PROBLEM STATEMENT → Locate all lines in the data below that hold "sysadminxpert" and show them.

GIVEN DATA →
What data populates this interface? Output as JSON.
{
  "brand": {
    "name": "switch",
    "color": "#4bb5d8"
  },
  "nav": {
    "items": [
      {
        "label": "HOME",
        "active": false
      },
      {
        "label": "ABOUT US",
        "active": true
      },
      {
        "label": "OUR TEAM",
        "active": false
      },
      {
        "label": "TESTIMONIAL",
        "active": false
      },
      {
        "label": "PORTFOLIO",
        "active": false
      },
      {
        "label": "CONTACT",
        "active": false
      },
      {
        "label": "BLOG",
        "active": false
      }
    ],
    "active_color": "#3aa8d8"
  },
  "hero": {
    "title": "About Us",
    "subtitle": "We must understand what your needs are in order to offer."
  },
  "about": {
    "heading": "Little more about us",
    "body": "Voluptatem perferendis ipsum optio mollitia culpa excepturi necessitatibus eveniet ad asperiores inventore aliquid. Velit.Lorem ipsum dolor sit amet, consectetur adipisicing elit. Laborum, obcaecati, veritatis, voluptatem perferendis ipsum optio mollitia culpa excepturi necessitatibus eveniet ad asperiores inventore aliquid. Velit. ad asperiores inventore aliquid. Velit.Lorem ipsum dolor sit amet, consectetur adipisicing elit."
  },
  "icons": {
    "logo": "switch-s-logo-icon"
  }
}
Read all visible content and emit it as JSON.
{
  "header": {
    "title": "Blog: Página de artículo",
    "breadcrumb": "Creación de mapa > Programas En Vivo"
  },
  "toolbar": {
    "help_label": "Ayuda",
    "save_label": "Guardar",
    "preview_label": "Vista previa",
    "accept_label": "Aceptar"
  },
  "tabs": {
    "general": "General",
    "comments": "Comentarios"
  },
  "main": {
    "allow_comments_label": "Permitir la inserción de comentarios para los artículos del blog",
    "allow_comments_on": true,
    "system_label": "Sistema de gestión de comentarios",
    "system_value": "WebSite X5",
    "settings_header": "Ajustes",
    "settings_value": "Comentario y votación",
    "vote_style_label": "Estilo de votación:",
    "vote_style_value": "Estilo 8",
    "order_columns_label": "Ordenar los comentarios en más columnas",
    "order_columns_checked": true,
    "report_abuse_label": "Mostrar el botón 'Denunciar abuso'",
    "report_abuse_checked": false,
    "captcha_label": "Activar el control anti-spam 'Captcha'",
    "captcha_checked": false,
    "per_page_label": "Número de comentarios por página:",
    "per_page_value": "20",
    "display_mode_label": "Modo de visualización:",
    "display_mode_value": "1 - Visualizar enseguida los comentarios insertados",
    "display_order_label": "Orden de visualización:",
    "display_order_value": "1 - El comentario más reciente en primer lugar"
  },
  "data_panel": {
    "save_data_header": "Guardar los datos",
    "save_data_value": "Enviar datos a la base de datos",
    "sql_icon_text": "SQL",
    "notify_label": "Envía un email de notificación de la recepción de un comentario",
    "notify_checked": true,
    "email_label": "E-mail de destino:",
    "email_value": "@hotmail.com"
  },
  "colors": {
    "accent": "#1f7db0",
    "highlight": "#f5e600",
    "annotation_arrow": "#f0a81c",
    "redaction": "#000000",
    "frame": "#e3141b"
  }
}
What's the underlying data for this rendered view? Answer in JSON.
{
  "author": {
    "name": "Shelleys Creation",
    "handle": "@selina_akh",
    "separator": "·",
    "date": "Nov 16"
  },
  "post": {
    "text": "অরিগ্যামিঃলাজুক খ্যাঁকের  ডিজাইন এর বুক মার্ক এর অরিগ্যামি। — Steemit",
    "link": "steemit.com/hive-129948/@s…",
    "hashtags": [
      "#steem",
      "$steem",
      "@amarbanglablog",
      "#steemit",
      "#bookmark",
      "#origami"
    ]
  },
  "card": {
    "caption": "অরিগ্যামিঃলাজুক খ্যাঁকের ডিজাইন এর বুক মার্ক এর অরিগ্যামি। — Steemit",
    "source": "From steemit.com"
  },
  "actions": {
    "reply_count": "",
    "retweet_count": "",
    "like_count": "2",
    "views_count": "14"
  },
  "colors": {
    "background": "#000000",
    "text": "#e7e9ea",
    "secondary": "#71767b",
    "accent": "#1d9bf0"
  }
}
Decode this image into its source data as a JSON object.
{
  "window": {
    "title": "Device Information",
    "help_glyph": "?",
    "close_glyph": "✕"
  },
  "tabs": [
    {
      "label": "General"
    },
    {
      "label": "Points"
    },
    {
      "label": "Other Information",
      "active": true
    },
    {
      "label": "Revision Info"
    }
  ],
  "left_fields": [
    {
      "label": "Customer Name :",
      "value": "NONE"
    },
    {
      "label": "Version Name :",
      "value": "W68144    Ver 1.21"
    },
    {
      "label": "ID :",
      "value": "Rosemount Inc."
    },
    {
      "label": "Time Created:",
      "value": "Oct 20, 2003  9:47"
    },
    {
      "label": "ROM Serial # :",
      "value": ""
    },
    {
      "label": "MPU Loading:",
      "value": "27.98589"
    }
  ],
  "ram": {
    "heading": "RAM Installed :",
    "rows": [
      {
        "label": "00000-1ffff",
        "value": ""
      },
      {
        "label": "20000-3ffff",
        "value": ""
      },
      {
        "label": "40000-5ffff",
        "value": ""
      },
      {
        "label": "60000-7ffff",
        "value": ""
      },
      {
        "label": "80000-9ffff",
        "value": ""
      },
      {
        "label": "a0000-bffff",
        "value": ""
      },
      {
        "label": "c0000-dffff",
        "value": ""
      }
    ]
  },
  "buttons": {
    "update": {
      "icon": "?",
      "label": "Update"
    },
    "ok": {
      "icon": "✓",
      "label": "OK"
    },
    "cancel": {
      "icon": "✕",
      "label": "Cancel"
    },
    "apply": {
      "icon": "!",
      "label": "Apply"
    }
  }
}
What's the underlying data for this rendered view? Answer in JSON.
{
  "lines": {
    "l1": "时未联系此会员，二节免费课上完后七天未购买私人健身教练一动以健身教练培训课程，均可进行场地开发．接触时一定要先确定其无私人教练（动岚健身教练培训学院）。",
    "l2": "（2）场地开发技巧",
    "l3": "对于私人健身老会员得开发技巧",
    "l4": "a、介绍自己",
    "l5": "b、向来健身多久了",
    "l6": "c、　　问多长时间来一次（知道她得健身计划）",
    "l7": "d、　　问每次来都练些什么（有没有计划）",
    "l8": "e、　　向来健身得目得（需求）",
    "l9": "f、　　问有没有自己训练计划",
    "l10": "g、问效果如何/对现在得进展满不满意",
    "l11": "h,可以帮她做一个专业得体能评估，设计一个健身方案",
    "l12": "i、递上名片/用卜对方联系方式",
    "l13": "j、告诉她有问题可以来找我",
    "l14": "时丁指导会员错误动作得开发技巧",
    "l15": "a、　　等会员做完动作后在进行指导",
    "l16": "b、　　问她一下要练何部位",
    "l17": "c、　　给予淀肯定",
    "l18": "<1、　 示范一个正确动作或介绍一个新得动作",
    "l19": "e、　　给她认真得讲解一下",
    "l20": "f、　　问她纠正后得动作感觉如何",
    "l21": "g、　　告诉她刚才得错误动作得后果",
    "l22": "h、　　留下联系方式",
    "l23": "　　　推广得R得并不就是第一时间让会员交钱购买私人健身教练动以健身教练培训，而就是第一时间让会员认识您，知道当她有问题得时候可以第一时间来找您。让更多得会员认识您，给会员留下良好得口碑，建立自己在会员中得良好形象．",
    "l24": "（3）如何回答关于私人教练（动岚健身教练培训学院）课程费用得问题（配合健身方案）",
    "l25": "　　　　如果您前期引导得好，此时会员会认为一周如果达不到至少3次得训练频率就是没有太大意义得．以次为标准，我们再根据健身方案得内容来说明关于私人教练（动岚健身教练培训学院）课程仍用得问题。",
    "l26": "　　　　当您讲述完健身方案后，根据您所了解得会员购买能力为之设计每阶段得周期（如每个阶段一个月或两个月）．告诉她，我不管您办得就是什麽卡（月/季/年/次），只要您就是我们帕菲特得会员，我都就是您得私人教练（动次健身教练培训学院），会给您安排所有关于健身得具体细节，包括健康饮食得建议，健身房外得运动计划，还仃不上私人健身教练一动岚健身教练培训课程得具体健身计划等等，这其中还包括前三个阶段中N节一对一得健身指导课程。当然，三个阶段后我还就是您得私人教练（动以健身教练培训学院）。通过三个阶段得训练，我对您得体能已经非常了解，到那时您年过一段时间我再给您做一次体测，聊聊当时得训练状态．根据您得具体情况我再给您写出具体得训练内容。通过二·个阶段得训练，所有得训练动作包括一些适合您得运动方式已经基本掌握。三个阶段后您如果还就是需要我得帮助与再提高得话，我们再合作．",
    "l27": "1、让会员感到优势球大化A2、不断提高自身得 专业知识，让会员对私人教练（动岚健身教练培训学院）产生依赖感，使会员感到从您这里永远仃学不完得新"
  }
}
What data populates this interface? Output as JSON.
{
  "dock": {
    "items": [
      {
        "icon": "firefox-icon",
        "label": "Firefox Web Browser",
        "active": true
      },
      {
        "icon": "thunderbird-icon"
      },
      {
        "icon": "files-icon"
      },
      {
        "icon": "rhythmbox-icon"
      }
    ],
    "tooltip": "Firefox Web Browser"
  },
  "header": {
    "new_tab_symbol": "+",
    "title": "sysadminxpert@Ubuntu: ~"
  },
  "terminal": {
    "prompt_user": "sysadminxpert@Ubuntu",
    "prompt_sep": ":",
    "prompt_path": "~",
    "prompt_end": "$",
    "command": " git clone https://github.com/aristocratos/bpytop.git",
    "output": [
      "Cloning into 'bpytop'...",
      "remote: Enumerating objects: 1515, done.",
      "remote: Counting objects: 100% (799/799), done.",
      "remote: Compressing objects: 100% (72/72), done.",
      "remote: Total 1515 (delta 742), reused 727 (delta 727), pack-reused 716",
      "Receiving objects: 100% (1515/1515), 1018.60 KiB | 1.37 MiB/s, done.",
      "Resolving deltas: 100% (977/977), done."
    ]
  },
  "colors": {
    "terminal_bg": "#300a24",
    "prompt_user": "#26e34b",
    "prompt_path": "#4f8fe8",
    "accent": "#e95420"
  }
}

REPLY TO THE EXERCISE →
    "title": "sysadminxpert@Ubuntu: ~"
    "prompt_user": "sysadminxpert@Ubuntu",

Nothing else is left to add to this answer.